[SHORT TASK] Each entry must be reproduced precisely as it stands.

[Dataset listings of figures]
## START
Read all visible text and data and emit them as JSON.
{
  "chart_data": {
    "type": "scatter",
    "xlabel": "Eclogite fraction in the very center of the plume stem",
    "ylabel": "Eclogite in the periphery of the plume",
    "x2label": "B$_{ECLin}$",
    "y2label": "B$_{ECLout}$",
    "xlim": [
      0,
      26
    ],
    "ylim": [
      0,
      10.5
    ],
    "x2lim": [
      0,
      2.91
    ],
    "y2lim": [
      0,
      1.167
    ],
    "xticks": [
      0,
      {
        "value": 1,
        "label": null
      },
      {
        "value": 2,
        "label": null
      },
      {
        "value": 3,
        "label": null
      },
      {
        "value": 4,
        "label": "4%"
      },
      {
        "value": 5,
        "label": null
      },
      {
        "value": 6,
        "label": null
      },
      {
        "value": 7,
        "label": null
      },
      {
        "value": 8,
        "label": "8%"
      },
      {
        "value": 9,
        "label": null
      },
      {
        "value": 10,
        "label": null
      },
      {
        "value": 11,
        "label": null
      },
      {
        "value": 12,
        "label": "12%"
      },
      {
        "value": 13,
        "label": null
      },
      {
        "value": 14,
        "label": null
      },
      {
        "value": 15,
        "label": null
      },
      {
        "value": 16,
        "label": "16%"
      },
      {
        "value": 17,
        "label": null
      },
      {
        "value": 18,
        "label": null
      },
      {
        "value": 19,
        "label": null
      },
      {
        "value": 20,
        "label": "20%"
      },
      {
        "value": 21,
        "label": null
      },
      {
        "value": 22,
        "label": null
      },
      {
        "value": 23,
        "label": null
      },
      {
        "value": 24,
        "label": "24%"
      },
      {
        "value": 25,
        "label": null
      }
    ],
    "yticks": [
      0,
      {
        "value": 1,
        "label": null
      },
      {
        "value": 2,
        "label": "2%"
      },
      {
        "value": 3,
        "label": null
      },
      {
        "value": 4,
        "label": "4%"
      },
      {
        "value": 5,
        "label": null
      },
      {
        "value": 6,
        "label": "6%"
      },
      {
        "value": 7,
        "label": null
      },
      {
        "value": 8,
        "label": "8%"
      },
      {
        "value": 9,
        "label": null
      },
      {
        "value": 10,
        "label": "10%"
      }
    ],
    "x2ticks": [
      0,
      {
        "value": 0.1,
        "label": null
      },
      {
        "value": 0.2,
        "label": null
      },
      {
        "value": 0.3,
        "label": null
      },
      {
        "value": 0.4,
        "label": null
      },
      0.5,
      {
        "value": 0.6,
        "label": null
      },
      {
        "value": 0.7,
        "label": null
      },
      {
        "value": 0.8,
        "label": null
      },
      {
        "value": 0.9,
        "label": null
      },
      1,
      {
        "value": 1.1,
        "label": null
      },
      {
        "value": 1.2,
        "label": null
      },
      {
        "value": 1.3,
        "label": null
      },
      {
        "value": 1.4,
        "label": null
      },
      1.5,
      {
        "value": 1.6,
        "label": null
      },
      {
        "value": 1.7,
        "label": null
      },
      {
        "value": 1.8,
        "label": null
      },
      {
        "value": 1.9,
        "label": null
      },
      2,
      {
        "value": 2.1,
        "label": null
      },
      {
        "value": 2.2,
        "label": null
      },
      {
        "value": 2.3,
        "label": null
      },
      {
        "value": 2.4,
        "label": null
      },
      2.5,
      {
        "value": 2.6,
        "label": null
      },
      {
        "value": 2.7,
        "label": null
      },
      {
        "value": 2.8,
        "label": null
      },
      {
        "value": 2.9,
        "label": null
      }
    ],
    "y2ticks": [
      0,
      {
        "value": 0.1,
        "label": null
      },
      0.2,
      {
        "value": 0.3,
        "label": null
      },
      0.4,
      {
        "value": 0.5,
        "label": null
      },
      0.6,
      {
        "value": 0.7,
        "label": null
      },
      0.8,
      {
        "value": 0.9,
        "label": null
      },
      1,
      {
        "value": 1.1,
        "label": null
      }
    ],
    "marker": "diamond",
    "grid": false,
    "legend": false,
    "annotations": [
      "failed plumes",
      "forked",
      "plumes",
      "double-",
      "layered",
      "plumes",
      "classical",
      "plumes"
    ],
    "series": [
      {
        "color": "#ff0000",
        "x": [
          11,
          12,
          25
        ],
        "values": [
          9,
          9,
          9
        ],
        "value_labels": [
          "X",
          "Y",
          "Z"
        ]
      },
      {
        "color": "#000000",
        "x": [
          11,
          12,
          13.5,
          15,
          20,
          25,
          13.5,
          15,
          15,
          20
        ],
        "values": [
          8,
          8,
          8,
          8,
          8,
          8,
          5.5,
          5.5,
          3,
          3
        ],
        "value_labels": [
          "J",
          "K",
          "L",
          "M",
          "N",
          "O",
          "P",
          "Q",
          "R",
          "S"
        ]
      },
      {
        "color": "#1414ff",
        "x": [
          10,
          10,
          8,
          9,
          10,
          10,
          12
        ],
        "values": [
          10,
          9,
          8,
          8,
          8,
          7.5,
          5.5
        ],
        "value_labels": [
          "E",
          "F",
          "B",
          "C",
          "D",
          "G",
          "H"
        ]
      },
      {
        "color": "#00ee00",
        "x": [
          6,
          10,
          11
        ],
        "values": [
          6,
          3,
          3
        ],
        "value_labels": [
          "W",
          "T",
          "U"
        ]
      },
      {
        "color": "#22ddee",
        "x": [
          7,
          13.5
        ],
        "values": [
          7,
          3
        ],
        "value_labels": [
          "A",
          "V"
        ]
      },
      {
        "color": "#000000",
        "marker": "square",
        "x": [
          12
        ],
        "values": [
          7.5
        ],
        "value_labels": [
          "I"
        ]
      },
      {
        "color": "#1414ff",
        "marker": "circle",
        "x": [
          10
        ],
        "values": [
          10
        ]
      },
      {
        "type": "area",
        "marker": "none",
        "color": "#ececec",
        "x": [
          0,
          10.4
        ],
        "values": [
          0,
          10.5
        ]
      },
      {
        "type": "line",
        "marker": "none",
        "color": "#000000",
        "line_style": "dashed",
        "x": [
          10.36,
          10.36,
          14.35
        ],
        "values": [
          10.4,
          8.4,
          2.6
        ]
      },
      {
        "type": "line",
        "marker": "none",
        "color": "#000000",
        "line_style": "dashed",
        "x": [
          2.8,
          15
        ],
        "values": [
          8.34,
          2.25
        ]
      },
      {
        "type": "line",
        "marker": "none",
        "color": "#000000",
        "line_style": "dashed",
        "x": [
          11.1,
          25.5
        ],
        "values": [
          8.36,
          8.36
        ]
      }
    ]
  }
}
## END
[SOLUTION TO THIS EXERCISE]
Read all visible text and data and emit them as JSON.
{
  "chart_data": {
    "type": "scatter",
    "xlabel": "Eclogite fraction in the very center of the plume stem",
    "ylabel": "Eclogite in the periphery of the plume",
    "x2label": "B$_{ECLin}$",
    "y2label": "B$_{ECLout}$",
    "xlim": [
      0,
      26
    ],
    "ylim": [
      0,
      10.5
    ],
    "x2lim": [
      0,
      2.91
    ],
    "y2lim": [
      0,
      1.167
    ],
    "xticks": [
      0,
      {
        "value": 1,
        "label": null
      },
      {
        "value": 2,
        "label": null
      },
      {
        "value": 3,
        "label": null
      },
      {
        "value": 4,
        "label": "4%"
      },
      {
        "value": 5,
        "label": null
      },
      {
        "value": 6,
        "label": null
      },
      {
        "value": 7,
        "label": null
      },
      {
        "value": 8,
        "label": "8%"
      },
      {
        "value": 9,
        "label": null
      },
      {
        "value": 10,
        "label": null
      },
      {
        "value": 11,
        "label": null
      },
      {
        "value": 12,
        "label": "12%"
      },
      {
        "value": 13,
        "label": null
      },
      {
        "value": 14,
        "label": null
      },
      {
        "value": 15,
        "label": null
      },
      {
        "value": 16,
        "label": "16%"
      },
      {
        "value": 17,
        "label": null
      },
      {
        "value": 18,
        "label": null
      },
      {
        "value": 19,
        "label": null
      },
      {
        "value": 20,
        "label": "20%"
      },
      {
        "value": 21,
        "label": null
      },
      {
        "value": 22,
        "label": null
      },
      {
        "value": 23,
        "label": null
      },
      {
        "value": 24,
        "label": "24%"
      },
      {
        "value": 25,
        "label": null
      }
    ],
    "yticks": [
      0,
      {
        "value": 1,
        "label": null
      },
      {
        "value": 2,
        "label": "2%"
      },
      {
        "value": 3,
        "label": null
      },
      {
        "value": 4,
        "label": "4%"
      },
      {
        "value": 5,
        "label": null
      },
      {
        "value": 6,
        "label": "6%"
      },
      {
        "value": 7,
        "label": null
      },
      {
        "value": 8,
        "label": "8%"
      },
      {
        "value": 9,
        "label": null
      },
      {
        "value": 10,
        "label": "10%"
      }
    ],
    "x2ticks": [
      0,
      {
        "value": 0.1,
        "label": null
      },
      {
        "value": 0.2,
        "label": null
      },
      {
        "value": 0.3,
        "label": null
      },
      {
        "value": 0.4,
        "label": null
      },
      0.5,
      {
        "value": 0.6,
        "label": null
      },
      {
        "value": 0.7,
        "label": null
      },
      {
        "value": 0.8,
        "label": null
      },
      {
        "value": 0.9,
        "label": null
      },
      1,
      {
        "value": 1.1,
        "label": null
      },
      {
        "value": 1.2,
        "label": null
      },
      {
        "value": 1.3,
        "label": null
      },
      {
        "value": 1.4,
        "label": null
      },
      1.5,
      {
        "value": 1.6,
        "label": null
      },
      {
        "value": 1.7,
        "label": null
      },
      {
        "value": 1.8,
        "label": null
      },
      {
        "value": 1.9,
        "label": null
      },
      2,
      {
        "value": 2.1,
        "label": null
      },
      {
        "value": 2.2,
        "label": null
      },
      {
        "value": 2.3,
        "label": null
      },
      {
        "value": 2.4,
        "label": null
      },
      2.5,
      {
        "value": 2.6,
        "label": null
      },
      {
        "value": 2.7,
        "label": null
      },
      {
        "value": 2.8,
        "label": null
      },
      {
        "value": 2.9,
        "label": null
      }
    ],
    "y2ticks": [
      0,
      {
        "value": 0.1,
        "label": null
      },
      0.2,
      {
        "value": 0.3,
        "label": null
      },
      0.4,
      {
        "value": 0.5,
        "label": null
      },
      0.6,
      {
        "value": 0.7,
        "label": null
      },
      0.8,
      {
        "value": 0.9,
        "label": null
      },
      1,
      {
        "value": 1.1,
        "label": null
      }
    ],
    "marker": "diamond",
    "grid": false,
    "legend": false,
    "annotations": [
      "failed plumes",
      "forked",
      "plumes",
      "double-",
      "layered",
      "plumes",
      "classical",
      "plumes"
    ],
    "series": [
      {
        "color": "#ff0000",
        "x": [
          11,
          12,
          25
        ],
        "values": [
          9,
          9,
          9
        ],
        "value_labels": [
          "X",
          "Y",
          "Z"
        ]
      },
      {
        "color": "#000000",
        "x": [
          11,
          12,
          13.5,
          15,
          20,
          25,
          13.5,
          15,
          15,
          20
        ],
        "values": [
          8,
          8,
          8,
          8,
          8,
          8,
          5.5,
          5.5,
          3,
          3
        ],
        "value_labels": [
          "J",
          "K",
          "L",
          "M",
          "N",
          "O",
          "P",
          "Q",
          "R",
          "S"
        ]
      },
      {
        "color": "#1414ff",
        "x": [
          10,
          10,
          8,
          9,
          10,
          10,
          12
        ],
        "values": [
          10,
          9,
          8,
          8,
          8,
          7.5,
          5.5
        ],
        "value_labels": [
          "E",
          "F",
          "B",
          "C",
          "D",
          "G",
          "H"
        ]
      },
      {
        "color": "#00ee00",
        "x": [
          6,
          10,
          11
        ],
        "values": [
          6,
          3,
          3
        ],
        "value_labels": [
          "W",
          "T",
          "U"
        ]
      },
      {
        "color": "#22ddee",
        "x": [
          7,
          13.5
        ],
        "values": [
          7,
          3
        ],
        "value_labels": [
          "A",
          "V"
        ]
      },
      {
        "color": "#000000",
        "marker": "square",
        "x": [
          12
        ],
        "values": [
          7.5
        ],
        "value_labels": [
          "I"
        ]
      },
      {
        "color": "#1414ff",
        "marker": "circle",
        "x": [
          10
        ],
        "values": [
          10
        ]
      },
      {
        "type": "area",
        "marker": "none",
        "color": "#ececec",
        "x": [
          0,
          10.4
        ],
        "values": [
          0,
          10.5
        ]
      },
      {
        "type": "line",
        "marker": "none",
        "color": "#000000",
        "line_style": "dashed",
        "x": [
          10.36,
          10.36,
          14.35
        ],
        "values": [
          10.4,
          8.4,
          2.6
        ]
      },
      {
        "type": "line",
        "marker": "none",
        "color": "#000000",
        "line_style": "dashed",
        "x": [
          2.8,
          15
        ],
        "values": [
          8.34,
          2.25
        ]
      },
      {
        "type": "line",
        "marker": "none",
        "color": "#000000",
        "line_style": "dashed",
        "x": [
          11.1,
          25.5
        ],
        "values": [
          8.36,
          8.36
        ]
      }
    ]
  }
}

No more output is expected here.